:: Task directions ::
Return every record below exactly as written, omitting any pictures.

········

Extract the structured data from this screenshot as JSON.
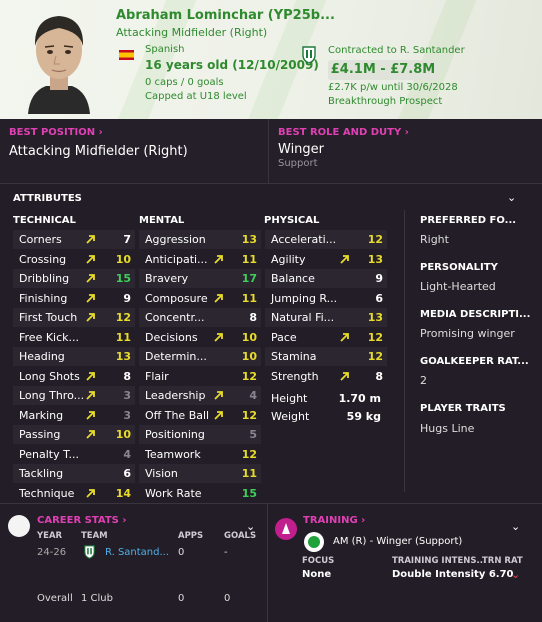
{
  "player": {
    "name": "Abraham Lominchar (YP25b...",
    "position": "Attacking Midfielder (Right)",
    "nationality": "Spanish",
    "age": "16 years old (12/10/2009)",
    "caps": "0 caps / 0 goals",
    "capped": "Capped at U18 level",
    "contract": "Contracted to R. Santander",
    "value": "£4.1M - £7.8M",
    "wage": "£2.7K p/w until 30/6/2028",
    "status": "Breakthrough Prospect"
  },
  "best_position": {
    "label": "BEST POSITION",
    "value": "Attacking Midfielder (Right)"
  },
  "best_role": {
    "label": "BEST ROLE AND DUTY",
    "role": "Winger",
    "duty": "Support"
  },
  "attributes": {
    "title": "ATTRIBUTES",
    "technical": {
      "title": "TECHNICAL",
      "items": [
        {
          "name": "Corners",
          "value": "7",
          "arrow": true
        },
        {
          "name": "Crossing",
          "value": "10",
          "arrow": true
        },
        {
          "name": "Dribbling",
          "value": "15",
          "arrow": true
        },
        {
          "name": "Finishing",
          "value": "9",
          "arrow": true
        },
        {
          "name": "First Touch",
          "value": "12",
          "arrow": true
        },
        {
          "name": "Free Kick...",
          "value": "11",
          "arrow": false
        },
        {
          "name": "Heading",
          "value": "13",
          "arrow": false
        },
        {
          "name": "Long Shots",
          "value": "8",
          "arrow": true
        },
        {
          "name": "Long Thro...",
          "value": "3",
          "arrow": true
        },
        {
          "name": "Marking",
          "value": "3",
          "arrow": true
        },
        {
          "name": "Passing",
          "value": "10",
          "arrow": true
        },
        {
          "name": "Penalty T...",
          "value": "4",
          "arrow": false
        },
        {
          "name": "Tackling",
          "value": "6",
          "arrow": false
        },
        {
          "name": "Technique",
          "value": "14",
          "arrow": true
        }
      ]
    },
    "mental": {
      "title": "MENTAL",
      "items": [
        {
          "name": "Aggression",
          "value": "13",
          "arrow": false
        },
        {
          "name": "Anticipati...",
          "value": "11",
          "arrow": true
        },
        {
          "name": "Bravery",
          "value": "17",
          "arrow": false
        },
        {
          "name": "Composure",
          "value": "11",
          "arrow": true
        },
        {
          "name": "Concentr...",
          "value": "8",
          "arrow": false
        },
        {
          "name": "Decisions",
          "value": "10",
          "arrow": true
        },
        {
          "name": "Determin...",
          "value": "10",
          "arrow": false
        },
        {
          "name": "Flair",
          "value": "12",
          "arrow": false
        },
        {
          "name": "Leadership",
          "value": "4",
          "arrow": true
        },
        {
          "name": "Off The Ball",
          "value": "12",
          "arrow": true
        },
        {
          "name": "Positioning",
          "value": "5",
          "arrow": false
        },
        {
          "name": "Teamwork",
          "value": "12",
          "arrow": false
        },
        {
          "name": "Vision",
          "value": "11",
          "arrow": false
        },
        {
          "name": "Work Rate",
          "value": "15",
          "arrow": false
        }
      ]
    },
    "physical": {
      "title": "PHYSICAL",
      "items": [
        {
          "name": "Accelerati...",
          "value": "12",
          "arrow": false
        },
        {
          "name": "Agility",
          "value": "13",
          "arrow": true
        },
        {
          "name": "Balance",
          "value": "9",
          "arrow": false
        },
        {
          "name": "Jumping R...",
          "value": "6",
          "arrow": false
        },
        {
          "name": "Natural Fi...",
          "value": "13",
          "arrow": false
        },
        {
          "name": "Pace",
          "value": "12",
          "arrow": true
        },
        {
          "name": "Stamina",
          "value": "12",
          "arrow": false
        },
        {
          "name": "Strength",
          "value": "8",
          "arrow": true
        }
      ],
      "height_label": "Height",
      "height": "1.70 m",
      "weight_label": "Weight",
      "weight": "59 kg"
    }
  },
  "side_info": [
    {
      "title": "PREFERRED FO...",
      "value": "Right"
    },
    {
      "title": "PERSONALITY",
      "value": "Light-Hearted"
    },
    {
      "title": "MEDIA DESCRIPTI...",
      "value": "Promising winger"
    },
    {
      "title": "GOALKEEPER RAT...",
      "value": "2"
    },
    {
      "title": "PLAYER TRAITS",
      "value": "Hugs Line"
    }
  ],
  "career": {
    "title": "CAREER STATS",
    "headers": {
      "year": "YEAR",
      "team": "TEAM",
      "apps": "APPS",
      "goals": "GOALS"
    },
    "rows": [
      {
        "year": "24-26",
        "team": "R. Santand...",
        "apps": "0",
        "goals": "-"
      }
    ],
    "total": {
      "label": "Overall",
      "team": "1 Club",
      "apps": "0",
      "goals": "0"
    }
  },
  "training": {
    "title": "TRAINING",
    "role": "AM (R) - Winger (Support)",
    "focus_label": "FOCUS",
    "focus": "None",
    "intensity_label": "TRAINING INTENS...",
    "rating_label": "TRN RAT",
    "intensity": "Double Intensity",
    "rating": "6.70"
  },
  "colors": {
    "accent_pink": "#e040b4",
    "value_high": "#3ecf5a",
    "value_mid": "#e8dc2a",
    "value_low": "#ffffff",
    "value_vlow": "#8a8590",
    "header_green": "#2f8a2f"
  }
}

········

:: Expected answer ::
Extract the structured data from this screenshot as JSON.
{
  "player": {
    "name": "Abraham Lominchar (YP25b...",
    "position": "Attacking Midfielder (Right)",
    "nationality": "Spanish",
    "age": "16 years old (12/10/2009)",
    "caps": "0 caps / 0 goals",
    "capped": "Capped at U18 level",
    "contract": "Contracted to R. Santander",
    "value": "£4.1M - £7.8M",
    "wage": "£2.7K p/w until 30/6/2028",
    "status": "Breakthrough Prospect"
  },
  "best_position": {
    "label": "BEST POSITION",
    "value": "Attacking Midfielder (Right)"
  },
  "best_role": {
    "label": "BEST ROLE AND DUTY",
    "role": "Winger",
    "duty": "Support"
  },
  "attributes": {
    "title": "ATTRIBUTES",
    "technical": {
      "title": "TECHNICAL",
      "items": [
        {
          "name": "Corners",
          "value": "7",
          "arrow": true
        },
        {
          "name": "Crossing",
          "value": "10",
          "arrow": true
        },
        {
          "name": "Dribbling",
          "value": "15",
          "arrow": true
        },
        {
          "name": "Finishing",
          "value": "9",
          "arrow": true
        },
        {
          "name": "First Touch",
          "value": "12",
          "arrow": true
        },
        {
          "name": "Free Kick...",
          "value": "11",
          "arrow": false
        },
        {
          "name": "Heading",
          "value": "13",
          "arrow": false
        },
        {
          "name": "Long Shots",
          "value": "8",
          "arrow": true
        },
        {
          "name": "Long Thro...",
          "value": "3",
          "arrow": true
        },
        {
          "name": "Marking",
          "value": "3",
          "arrow": true
        },
        {
          "name": "Passing",
          "value": "10",
          "arrow": true
        },
        {
          "name": "Penalty T...",
          "value": "4",
          "arrow": false
        },
        {
          "name": "Tackling",
          "value": "6",
          "arrow": false
        },
        {
          "name": "Technique",
          "value": "14",
          "arrow": true
        }
      ]
    },
    "mental": {
      "title": "MENTAL",
      "items": [
        {
          "name": "Aggression",
          "value": "13",
          "arrow": false
        },
        {
          "name": "Anticipati...",
          "value": "11",
          "arrow": true
        },
        {
          "name": "Bravery",
          "value": "17",
          "arrow": false
        },
        {
          "name": "Composure",
          "value": "11",
          "arrow": true
        },
        {
          "name": "Concentr...",
          "value": "8",
          "arrow": false
        },
        {
          "name": "Decisions",
          "value": "10",
          "arrow": true
        },
        {
          "name": "Determin...",
          "value": "10",
          "arrow": false
        },
        {
          "name": "Flair",
          "value": "12",
          "arrow": false
        },
        {
          "name": "Leadership",
          "value": "4",
          "arrow": true
        },
        {
          "name": "Off The Ball",
          "value": "12",
          "arrow": true
        },
        {
          "name": "Positioning",
          "value": "5",
          "arrow": false
        },
        {
          "name": "Teamwork",
          "value": "12",
          "arrow": false
        },
        {
          "name": "Vision",
          "value": "11",
          "arrow": false
        },
        {
          "name": "Work Rate",
          "value": "15",
          "arrow": false
        }
      ]
    },
    "physical": {
      "title": "PHYSICAL",
      "items": [
        {
          "name": "Accelerati...",
          "value": "12",
          "arrow": false
        },
        {
          "name": "Agility",
          "value": "13",
          "arrow": true
        },
        {
          "name": "Balance",
          "value": "9",
          "arrow": false
        },
        {
          "name": "Jumping R...",
          "value": "6",
          "arrow": false
        },
        {
          "name": "Natural Fi...",
          "value": "13",
          "arrow": false
        },
        {
          "name": "Pace",
          "value": "12",
          "arrow": true
        },
        {
          "name": "Stamina",
          "value": "12",
          "arrow": false
        },
        {
          "name": "Strength",
          "value": "8",
          "arrow": true
        }
      ],
      "height_label": "Height",
      "height": "1.70 m",
      "weight_label": "Weight",
      "weight": "59 kg"
    }
  },
  "side_info": [
    {
      "title": "PREFERRED FO...",
      "value": "Right"
    },
    {
      "title": "PERSONALITY",
      "value": "Light-Hearted"
    },
    {
      "title": "MEDIA DESCRIPTI...",
      "value": "Promising winger"
    },
    {
      "title": "GOALKEEPER RAT...",
      "value": "2"
    },
    {
      "title": "PLAYER TRAITS",
      "value": "Hugs Line"
    }
  ],
  "career": {
    "title": "CAREER STATS",
    "headers": {
      "year": "YEAR",
      "team": "TEAM",
      "apps": "APPS",
      "goals": "GOALS"
    },
    "rows": [
      {
        "year": "24-26",
        "team": "R. Santand...",
        "apps": "0",
        "goals": "-"
      }
    ],
    "total": {
      "label": "Overall",
      "team": "1 Club",
      "apps": "0",
      "goals": "0"
    }
  },
  "training": {
    "title": "TRAINING",
    "role": "AM (R) - Winger (Support)",
    "focus_label": "FOCUS",
    "focus": "None",
    "intensity_label": "TRAINING INTENS...",
    "rating_label": "TRN RAT",
    "intensity": "Double Intensity",
    "rating": "6.70"
  },
  "colors": {
    "accent_pink": "#e040b4",
    "value_high": "#3ecf5a",
    "value_mid": "#e8dc2a",
    "value_low": "#ffffff",
    "value_vlow": "#8a8590",
    "header_green": "#2f8a2f"
  }
}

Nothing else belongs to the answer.